Written problem:
From the listing below, extract every line in which the word "this" appears.
## start
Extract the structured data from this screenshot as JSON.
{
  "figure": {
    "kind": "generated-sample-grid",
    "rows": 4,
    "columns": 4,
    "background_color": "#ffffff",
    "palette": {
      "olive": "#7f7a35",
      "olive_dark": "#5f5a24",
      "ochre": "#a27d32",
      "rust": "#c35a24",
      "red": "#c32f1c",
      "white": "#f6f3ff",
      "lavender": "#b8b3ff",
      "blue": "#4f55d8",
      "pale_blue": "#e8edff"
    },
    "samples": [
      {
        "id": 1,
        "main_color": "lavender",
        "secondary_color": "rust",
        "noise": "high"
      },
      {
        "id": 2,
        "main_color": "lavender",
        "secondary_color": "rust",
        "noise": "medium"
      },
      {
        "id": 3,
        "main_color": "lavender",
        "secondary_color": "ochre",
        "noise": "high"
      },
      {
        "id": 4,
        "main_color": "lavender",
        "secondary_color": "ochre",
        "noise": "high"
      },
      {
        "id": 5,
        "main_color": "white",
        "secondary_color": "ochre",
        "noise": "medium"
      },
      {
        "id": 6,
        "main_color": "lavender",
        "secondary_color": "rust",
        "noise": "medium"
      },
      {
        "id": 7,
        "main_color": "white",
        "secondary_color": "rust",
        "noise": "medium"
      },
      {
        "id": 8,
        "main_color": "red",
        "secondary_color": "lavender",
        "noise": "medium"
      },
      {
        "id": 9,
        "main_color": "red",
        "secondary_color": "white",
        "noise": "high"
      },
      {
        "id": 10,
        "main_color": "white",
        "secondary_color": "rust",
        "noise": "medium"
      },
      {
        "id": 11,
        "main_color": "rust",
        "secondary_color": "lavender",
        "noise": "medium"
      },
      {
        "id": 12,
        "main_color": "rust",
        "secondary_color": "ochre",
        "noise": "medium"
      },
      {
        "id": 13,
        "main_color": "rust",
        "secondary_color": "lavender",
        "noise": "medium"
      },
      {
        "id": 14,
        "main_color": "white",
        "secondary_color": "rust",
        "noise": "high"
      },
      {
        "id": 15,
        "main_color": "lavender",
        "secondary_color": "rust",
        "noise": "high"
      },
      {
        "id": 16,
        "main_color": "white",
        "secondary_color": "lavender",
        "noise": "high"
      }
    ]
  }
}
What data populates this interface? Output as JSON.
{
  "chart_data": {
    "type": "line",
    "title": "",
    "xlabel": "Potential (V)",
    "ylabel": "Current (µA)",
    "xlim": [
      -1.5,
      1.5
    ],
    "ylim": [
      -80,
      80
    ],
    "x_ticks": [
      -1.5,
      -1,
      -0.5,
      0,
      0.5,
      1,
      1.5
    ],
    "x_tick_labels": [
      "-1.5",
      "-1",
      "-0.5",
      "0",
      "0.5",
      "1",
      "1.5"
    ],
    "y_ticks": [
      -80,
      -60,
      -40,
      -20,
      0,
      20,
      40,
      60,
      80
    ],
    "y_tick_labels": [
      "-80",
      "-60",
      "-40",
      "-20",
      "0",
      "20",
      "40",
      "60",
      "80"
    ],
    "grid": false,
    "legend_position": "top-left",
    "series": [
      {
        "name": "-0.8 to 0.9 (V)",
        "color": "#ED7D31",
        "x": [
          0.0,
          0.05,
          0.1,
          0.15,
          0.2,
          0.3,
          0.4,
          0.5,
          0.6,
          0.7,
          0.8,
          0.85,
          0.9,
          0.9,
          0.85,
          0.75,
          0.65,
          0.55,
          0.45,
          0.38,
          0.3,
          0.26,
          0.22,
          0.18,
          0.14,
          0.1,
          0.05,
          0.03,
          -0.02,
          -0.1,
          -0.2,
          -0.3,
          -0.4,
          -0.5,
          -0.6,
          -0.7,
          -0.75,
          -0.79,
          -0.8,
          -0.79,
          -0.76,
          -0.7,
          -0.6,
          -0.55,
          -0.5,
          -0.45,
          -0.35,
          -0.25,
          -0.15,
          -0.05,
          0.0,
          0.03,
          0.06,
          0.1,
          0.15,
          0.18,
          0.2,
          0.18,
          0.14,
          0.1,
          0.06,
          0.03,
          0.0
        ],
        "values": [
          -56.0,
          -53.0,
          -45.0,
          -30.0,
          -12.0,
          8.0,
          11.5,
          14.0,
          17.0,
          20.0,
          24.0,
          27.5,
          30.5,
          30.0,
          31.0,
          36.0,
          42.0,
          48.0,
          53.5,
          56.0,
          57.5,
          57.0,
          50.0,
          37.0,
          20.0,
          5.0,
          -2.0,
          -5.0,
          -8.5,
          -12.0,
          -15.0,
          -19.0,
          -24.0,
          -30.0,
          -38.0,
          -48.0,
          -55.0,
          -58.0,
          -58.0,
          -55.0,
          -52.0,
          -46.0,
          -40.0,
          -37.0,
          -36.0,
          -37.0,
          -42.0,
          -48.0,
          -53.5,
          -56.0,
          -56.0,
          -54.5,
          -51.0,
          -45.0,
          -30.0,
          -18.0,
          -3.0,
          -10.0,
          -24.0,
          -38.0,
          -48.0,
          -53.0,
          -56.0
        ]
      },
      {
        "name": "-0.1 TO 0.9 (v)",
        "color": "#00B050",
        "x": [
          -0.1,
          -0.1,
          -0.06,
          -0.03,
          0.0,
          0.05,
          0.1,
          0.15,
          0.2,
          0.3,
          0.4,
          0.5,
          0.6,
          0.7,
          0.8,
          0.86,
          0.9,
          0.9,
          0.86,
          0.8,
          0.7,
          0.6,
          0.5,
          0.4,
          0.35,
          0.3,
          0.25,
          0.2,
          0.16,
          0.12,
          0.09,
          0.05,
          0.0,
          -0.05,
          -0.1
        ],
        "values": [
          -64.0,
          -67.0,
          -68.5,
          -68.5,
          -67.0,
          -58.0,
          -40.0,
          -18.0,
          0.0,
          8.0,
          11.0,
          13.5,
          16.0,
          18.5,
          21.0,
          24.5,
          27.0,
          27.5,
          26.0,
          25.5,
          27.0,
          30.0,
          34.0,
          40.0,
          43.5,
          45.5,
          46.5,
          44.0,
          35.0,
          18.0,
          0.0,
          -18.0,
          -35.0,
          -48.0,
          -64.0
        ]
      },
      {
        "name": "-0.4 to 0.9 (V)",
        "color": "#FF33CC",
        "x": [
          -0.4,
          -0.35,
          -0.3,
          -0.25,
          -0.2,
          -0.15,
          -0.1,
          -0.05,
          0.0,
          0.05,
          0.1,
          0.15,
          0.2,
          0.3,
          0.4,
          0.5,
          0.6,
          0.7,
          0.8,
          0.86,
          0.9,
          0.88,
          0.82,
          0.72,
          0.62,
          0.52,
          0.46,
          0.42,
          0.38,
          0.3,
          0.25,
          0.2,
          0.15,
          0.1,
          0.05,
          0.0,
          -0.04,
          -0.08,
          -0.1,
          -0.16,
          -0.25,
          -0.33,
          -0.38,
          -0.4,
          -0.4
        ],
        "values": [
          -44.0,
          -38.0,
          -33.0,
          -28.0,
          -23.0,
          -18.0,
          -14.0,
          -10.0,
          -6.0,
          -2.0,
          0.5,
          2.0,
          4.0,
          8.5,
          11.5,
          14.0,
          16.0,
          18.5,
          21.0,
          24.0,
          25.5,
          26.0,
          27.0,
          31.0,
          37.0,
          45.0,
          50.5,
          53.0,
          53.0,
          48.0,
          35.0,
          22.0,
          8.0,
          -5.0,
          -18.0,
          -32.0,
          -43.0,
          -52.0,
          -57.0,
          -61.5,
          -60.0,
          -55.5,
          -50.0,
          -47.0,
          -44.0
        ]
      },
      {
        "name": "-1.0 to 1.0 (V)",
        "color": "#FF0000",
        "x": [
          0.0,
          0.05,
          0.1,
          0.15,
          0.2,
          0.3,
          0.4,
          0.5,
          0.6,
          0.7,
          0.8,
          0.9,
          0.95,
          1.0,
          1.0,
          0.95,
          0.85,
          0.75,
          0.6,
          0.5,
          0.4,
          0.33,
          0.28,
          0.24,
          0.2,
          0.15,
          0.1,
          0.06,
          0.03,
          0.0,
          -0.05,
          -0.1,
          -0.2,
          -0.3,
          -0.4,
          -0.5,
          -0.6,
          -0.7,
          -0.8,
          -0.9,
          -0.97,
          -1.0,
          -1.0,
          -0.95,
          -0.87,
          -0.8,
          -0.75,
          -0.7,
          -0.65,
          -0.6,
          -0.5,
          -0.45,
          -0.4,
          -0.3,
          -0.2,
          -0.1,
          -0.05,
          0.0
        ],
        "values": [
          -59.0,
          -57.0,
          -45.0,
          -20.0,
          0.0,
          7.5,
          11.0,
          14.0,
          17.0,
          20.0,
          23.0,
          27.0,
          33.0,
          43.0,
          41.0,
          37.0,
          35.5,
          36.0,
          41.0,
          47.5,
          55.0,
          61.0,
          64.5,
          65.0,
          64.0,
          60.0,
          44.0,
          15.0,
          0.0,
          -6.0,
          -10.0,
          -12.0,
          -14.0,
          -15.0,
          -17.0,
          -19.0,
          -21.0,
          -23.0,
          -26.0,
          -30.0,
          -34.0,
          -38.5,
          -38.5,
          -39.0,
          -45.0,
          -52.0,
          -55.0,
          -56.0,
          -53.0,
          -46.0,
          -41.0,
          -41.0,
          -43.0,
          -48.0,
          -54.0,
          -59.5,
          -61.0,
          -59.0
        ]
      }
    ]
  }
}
## end
Expected output:
Extract the structured data from this screenshot as JSON.
What data populates this interface? Output as JSON.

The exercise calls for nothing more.